**WHAT YOU WILL DO:** Omit all pictures. Quote the lines from the one with "Decode this image" through the end of the listing below, exactly as they appear.

--- Begin EXTRACTED ENTRIES ---

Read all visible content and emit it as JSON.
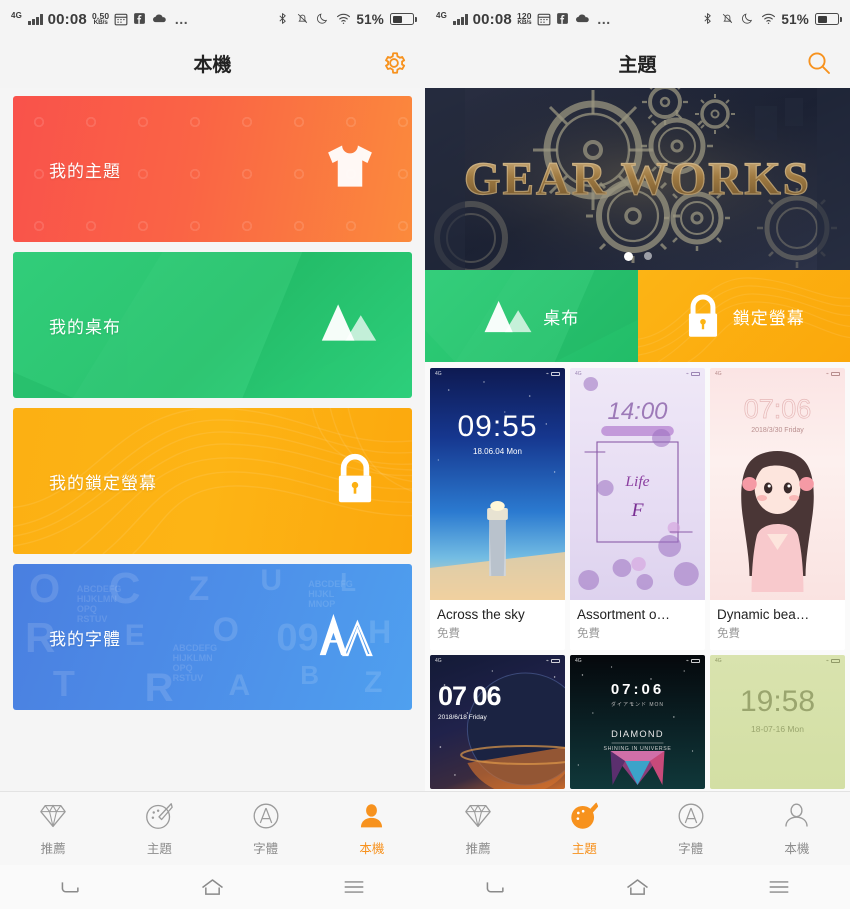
{
  "left": {
    "statusbar": {
      "network": "4G",
      "clock": "00:08",
      "speed_value": "0.50",
      "speed_unit": "KB/s",
      "battery_percent": "51%",
      "more": "…",
      "icons": [
        "calendar-icon",
        "facebook-icon",
        "cloud-icon",
        "bluetooth-icon",
        "mute-bell-icon",
        "moon-icon",
        "wifi-icon",
        "battery-icon"
      ]
    },
    "header": {
      "title": "本機",
      "action_icon": "gear-icon"
    },
    "cards": [
      {
        "label": "我的主題",
        "icon": "tshirt-icon",
        "color": "#fa5a48"
      },
      {
        "label": "我的桌布",
        "icon": "mountain-icon",
        "color": "#2ecc77"
      },
      {
        "label": "我的鎖定螢幕",
        "icon": "lock-icon",
        "color": "#fcb013"
      },
      {
        "label": "我的字體",
        "icon": "font-aa-icon",
        "color": "#4b87e4"
      }
    ],
    "tabs": [
      {
        "label": "推薦",
        "icon": "diamond-icon",
        "active": false
      },
      {
        "label": "主題",
        "icon": "palette-icon",
        "active": false
      },
      {
        "label": "字體",
        "icon": "letter-a-circle-icon",
        "active": false
      },
      {
        "label": "本機",
        "icon": "person-icon",
        "active": true
      }
    ]
  },
  "right": {
    "statusbar": {
      "network": "4G",
      "clock": "00:08",
      "speed_value": "120",
      "speed_unit": "KB/s",
      "battery_percent": "51%",
      "more": "…"
    },
    "header": {
      "title": "主題",
      "action_icon": "search-icon"
    },
    "banner": {
      "text": "GEAR WORKS",
      "page_count": 2,
      "active_page": 1
    },
    "categories": [
      {
        "label": "桌布",
        "icon": "mountain-icon",
        "color": "#2ecc77"
      },
      {
        "label": "鎖定螢幕",
        "icon": "lock-icon",
        "color": "#fcb415"
      }
    ],
    "themes": [
      {
        "name": "Across the sky",
        "price": "免費",
        "time": "09:55",
        "date": "18.06.04  Mon",
        "style": "th1"
      },
      {
        "name": "Assortment o…",
        "price": "免費",
        "time": "14:00",
        "date": "",
        "style": "th2"
      },
      {
        "name": "Dynamic bea…",
        "price": "免費",
        "time": "07:06",
        "date": "2018/3/30 Friday",
        "style": "th3"
      },
      {
        "name": "",
        "price": "",
        "time": "07 06",
        "date": "2018/6/18 Friday",
        "style": "th4"
      },
      {
        "name": "",
        "price": "",
        "time": "07:06",
        "date": "DIAMOND",
        "style": "th5"
      },
      {
        "name": "",
        "price": "",
        "time": "19:58",
        "date": "18-07-16  Mon",
        "style": "th6"
      }
    ],
    "tabs": [
      {
        "label": "推薦",
        "icon": "diamond-icon",
        "active": false
      },
      {
        "label": "主題",
        "icon": "palette-icon",
        "active": true
      },
      {
        "label": "字體",
        "icon": "letter-a-circle-icon",
        "active": false
      },
      {
        "label": "本機",
        "icon": "person-icon",
        "active": false
      }
    ]
  },
  "navbar": {
    "back": "back-icon",
    "home": "home-icon",
    "menu": "menu-icon"
  },
  "colors": {
    "accent": "#f7921e",
    "tab_inactive": "#8d8d8d"
  }
}
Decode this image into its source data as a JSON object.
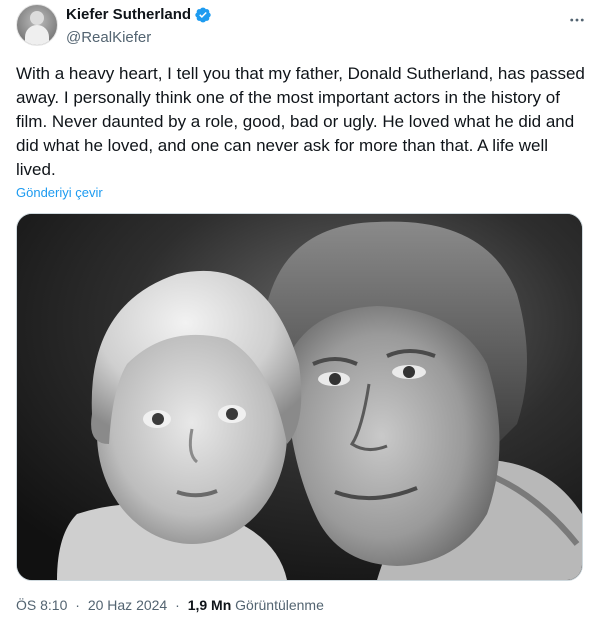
{
  "tweet": {
    "author": {
      "display_name": "Kiefer Sutherland",
      "handle": "@RealKiefer",
      "verified": true,
      "verified_color": "#1d9bf0"
    },
    "more_icon": "ellipsis-icon",
    "text": "With a heavy heart, I tell you that my father, Donald Sutherland, has passed away. I personally think one of the most important actors in the history of film. Never daunted by a role, good, bad or ugly. He loved what he did and did what he loved, and one can never ask for more than that. A life well lived.",
    "translate_label": "Gönderiyi çevir",
    "media": {
      "type": "photo",
      "style": "black-and-white"
    },
    "meta": {
      "time": "ÖS 8:10",
      "date": "20 Haz 2024",
      "separator": "·",
      "view_count": "1,9 Mn",
      "view_label": "Görüntülenme"
    }
  },
  "colors": {
    "text": "#0f1419",
    "secondary": "#536471",
    "link": "#1d9bf0",
    "border": "#cfd9de"
  }
}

--- End EXTRACTED ENTRIES ---

**SOLUTION:**
Decode this image into its source data as a JSON object.
{
  "tweet": {
    "author": {
      "display_name": "Kiefer Sutherland",
      "handle": "@RealKiefer",
      "verified": true,
      "verified_color": "#1d9bf0"
    },
    "more_icon": "ellipsis-icon",
    "text": "With a heavy heart, I tell you that my father, Donald Sutherland, has passed away. I personally think one of the most important actors in the history of film. Never daunted by a role, good, bad or ugly. He loved what he did and did what he loved, and one can never ask for more than that. A life well lived.",
    "translate_label": "Gönderiyi çevir",
    "media": {
      "type": "photo",
      "style": "black-and-white"
    },
    "meta": {
      "time": "ÖS 8:10",
      "date": "20 Haz 2024",
      "separator": "·",
      "view_count": "1,9 Mn",
      "view_label": "Görüntülenme"
    }
  },
  "colors": {
    "text": "#0f1419",
    "secondary": "#536471",
    "link": "#1d9bf0",
    "border": "#cfd9de"
  }
}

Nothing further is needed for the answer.